→ **What the task asks**
Count the lines below that contain the word "Rhodes" and give only that number.

○ ○ ○

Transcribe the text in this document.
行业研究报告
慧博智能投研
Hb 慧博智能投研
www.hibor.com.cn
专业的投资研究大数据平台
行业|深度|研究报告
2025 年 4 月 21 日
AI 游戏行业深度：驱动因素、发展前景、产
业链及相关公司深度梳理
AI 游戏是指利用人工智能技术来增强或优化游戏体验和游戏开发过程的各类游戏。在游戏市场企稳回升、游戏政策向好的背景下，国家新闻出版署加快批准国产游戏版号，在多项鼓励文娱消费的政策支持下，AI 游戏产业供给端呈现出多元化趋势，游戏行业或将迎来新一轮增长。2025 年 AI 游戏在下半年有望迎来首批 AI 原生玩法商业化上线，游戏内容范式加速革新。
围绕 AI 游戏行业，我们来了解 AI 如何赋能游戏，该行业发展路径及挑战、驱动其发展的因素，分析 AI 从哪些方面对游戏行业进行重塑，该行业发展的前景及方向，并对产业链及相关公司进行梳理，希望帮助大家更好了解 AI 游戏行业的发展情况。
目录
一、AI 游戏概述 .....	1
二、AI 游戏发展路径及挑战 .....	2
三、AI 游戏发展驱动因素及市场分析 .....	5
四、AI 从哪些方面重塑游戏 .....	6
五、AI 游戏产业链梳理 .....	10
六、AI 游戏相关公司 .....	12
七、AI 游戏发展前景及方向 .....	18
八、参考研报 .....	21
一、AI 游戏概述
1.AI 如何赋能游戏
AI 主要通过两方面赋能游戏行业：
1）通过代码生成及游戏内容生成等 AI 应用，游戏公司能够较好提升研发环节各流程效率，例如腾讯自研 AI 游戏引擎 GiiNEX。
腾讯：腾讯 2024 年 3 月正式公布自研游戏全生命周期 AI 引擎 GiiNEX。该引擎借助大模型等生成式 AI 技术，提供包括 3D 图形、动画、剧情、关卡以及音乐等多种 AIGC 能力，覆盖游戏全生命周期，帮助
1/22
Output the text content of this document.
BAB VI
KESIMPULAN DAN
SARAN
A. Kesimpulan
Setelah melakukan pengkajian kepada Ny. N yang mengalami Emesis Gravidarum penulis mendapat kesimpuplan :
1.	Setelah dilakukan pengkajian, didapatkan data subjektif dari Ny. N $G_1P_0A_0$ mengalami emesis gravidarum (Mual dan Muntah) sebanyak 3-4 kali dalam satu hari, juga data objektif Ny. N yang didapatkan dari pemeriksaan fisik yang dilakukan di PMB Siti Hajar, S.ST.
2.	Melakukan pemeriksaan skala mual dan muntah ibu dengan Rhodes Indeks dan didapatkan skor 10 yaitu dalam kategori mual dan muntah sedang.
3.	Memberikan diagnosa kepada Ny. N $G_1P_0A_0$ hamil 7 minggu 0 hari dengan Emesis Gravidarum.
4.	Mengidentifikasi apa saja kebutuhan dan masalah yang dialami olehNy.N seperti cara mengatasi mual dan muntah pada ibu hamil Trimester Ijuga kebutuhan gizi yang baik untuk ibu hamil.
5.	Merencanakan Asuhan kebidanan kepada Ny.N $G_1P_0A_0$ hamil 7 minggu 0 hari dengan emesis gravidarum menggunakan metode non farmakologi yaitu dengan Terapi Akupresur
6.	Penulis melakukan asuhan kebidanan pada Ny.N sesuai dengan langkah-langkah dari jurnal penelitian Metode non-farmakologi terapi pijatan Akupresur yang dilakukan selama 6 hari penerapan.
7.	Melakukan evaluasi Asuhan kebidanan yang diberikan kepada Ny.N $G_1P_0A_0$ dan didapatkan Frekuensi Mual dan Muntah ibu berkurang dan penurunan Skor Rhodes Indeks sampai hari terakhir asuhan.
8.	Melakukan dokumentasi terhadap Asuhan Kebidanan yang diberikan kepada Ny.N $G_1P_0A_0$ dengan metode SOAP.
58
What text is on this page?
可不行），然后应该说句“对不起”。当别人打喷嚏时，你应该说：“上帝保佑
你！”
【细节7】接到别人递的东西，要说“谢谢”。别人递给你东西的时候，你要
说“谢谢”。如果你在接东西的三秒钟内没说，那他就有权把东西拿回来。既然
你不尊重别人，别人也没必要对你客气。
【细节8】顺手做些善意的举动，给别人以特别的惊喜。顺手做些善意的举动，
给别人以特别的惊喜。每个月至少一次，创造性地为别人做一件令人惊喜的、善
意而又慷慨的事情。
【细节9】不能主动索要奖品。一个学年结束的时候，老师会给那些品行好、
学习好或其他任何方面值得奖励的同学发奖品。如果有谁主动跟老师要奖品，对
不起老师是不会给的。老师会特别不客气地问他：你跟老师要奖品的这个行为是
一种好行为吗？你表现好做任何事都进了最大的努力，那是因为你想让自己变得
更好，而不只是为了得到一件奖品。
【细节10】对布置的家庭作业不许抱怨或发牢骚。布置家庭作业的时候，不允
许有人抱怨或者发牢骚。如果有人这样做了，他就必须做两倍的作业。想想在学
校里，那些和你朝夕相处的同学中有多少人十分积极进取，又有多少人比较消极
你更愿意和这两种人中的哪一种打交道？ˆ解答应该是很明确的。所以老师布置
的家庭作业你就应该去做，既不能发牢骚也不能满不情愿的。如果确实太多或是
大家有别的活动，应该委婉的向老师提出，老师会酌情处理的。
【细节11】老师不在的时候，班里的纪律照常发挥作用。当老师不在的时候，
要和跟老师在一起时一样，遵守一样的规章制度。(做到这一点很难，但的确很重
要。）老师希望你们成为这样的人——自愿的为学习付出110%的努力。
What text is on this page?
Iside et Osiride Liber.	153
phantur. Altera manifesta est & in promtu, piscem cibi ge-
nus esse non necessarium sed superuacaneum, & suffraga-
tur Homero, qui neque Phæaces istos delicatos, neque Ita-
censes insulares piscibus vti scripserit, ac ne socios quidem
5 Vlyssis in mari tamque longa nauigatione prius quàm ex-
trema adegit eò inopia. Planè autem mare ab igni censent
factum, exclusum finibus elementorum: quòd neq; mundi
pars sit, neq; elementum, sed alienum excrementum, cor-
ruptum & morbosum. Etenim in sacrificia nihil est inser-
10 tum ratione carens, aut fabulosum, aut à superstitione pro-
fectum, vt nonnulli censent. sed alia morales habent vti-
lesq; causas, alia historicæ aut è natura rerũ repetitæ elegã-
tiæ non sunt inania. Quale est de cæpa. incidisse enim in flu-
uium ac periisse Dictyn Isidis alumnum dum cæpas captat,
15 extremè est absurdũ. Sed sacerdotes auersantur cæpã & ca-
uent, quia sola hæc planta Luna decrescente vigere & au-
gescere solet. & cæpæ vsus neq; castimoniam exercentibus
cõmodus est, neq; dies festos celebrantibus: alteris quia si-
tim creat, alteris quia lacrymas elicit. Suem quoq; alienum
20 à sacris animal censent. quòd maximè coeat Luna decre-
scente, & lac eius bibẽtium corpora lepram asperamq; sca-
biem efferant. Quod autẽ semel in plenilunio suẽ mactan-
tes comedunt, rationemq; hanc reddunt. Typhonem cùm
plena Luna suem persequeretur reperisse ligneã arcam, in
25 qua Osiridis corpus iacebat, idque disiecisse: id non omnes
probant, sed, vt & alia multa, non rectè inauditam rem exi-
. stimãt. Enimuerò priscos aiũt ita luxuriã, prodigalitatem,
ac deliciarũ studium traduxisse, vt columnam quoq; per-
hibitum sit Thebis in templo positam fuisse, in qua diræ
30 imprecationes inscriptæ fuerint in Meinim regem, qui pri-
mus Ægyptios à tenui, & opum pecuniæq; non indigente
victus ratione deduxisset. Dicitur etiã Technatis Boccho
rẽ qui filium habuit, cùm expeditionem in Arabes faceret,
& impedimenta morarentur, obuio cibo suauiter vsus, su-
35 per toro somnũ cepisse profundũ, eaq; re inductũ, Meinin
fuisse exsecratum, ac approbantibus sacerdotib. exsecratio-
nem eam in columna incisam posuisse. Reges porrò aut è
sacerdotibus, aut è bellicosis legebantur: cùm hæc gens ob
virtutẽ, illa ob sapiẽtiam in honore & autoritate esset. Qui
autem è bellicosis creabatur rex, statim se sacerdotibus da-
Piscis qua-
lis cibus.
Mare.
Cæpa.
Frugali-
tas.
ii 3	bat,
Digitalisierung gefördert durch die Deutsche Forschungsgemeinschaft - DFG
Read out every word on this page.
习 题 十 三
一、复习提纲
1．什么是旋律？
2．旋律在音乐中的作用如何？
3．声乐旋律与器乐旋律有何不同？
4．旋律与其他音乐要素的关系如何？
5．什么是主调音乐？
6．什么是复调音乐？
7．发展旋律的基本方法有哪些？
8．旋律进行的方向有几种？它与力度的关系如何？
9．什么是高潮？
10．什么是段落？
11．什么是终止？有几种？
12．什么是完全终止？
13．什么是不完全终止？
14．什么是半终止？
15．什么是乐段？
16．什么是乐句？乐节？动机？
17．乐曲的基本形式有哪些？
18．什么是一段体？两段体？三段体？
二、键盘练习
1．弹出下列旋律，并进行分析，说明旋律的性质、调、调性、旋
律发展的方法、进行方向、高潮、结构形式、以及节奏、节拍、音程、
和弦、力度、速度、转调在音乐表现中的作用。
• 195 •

○ ○ ○

→ **The result**
2